>> Begin

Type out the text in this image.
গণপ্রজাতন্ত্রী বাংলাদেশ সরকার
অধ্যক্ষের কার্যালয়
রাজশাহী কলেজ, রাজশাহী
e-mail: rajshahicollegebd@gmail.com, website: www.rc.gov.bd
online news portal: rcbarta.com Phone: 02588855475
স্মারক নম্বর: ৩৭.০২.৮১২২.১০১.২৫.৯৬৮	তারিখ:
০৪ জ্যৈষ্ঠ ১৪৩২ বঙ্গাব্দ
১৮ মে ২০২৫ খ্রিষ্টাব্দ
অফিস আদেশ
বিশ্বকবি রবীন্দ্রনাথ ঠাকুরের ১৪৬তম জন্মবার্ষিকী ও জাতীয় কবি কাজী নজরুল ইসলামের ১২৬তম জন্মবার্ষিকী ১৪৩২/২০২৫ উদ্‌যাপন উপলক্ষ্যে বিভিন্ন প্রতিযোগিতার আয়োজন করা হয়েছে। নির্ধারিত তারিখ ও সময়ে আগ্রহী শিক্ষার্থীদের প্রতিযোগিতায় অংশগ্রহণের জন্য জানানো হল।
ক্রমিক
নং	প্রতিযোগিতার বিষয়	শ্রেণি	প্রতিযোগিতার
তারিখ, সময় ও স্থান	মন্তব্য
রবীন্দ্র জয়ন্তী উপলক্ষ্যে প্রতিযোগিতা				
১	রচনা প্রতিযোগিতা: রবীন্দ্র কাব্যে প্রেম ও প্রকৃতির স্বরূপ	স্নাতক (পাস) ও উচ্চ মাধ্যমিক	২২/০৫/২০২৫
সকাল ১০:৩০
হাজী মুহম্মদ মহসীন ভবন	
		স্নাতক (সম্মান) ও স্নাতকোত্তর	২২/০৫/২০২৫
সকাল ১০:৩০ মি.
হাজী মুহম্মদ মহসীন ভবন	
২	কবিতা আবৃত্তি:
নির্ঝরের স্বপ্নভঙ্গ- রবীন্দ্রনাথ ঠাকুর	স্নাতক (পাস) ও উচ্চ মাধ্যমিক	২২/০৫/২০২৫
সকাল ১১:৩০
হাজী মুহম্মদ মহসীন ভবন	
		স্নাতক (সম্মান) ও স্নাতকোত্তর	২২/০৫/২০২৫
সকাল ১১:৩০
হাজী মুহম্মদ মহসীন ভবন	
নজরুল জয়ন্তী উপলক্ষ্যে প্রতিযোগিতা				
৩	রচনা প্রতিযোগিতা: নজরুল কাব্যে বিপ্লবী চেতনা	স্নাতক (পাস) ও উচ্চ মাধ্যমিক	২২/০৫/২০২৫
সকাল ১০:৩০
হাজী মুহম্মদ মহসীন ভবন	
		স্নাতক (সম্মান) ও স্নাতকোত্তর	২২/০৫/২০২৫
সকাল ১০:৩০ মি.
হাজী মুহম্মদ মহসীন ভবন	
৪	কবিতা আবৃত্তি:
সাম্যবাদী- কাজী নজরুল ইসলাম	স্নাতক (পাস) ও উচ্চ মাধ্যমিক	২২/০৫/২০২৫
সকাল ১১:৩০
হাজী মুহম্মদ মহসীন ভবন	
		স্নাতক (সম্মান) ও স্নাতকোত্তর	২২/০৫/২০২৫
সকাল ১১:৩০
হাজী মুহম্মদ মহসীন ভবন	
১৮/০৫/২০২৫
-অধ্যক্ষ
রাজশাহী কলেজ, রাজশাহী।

>> End

Exercise:
Look through the records and gather each line with the word "উপলক".

Output of the exercise:
বিশ্বকবি রবীন্দ্রনাথ ঠাকুরের ১৪৬তম জন্মবার্ষিকী ও জাতীয় কবি কাজী নজরুল ইসলামের ১২৬তম জন্মবার্ষিকী ১৪৩২/২০২৫ উদ্‌যাপন উপলক্ষ্যে বিভিন্ন প্রতিযোগিতার আয়োজন করা হয়েছে। নির্ধারিত তারিখ ও সময়ে আগ্রহী শিক্ষার্থীদের প্রতিযোগিতায় অংশগ্রহণের জন্য জানানো হল।
রবীন্দ্র জয়ন্তী উপলক্ষ্যে প্রতিযোগিতা				
নজরুল জয়ন্তী উপলক্ষ্যে প্রতিযোগিতা				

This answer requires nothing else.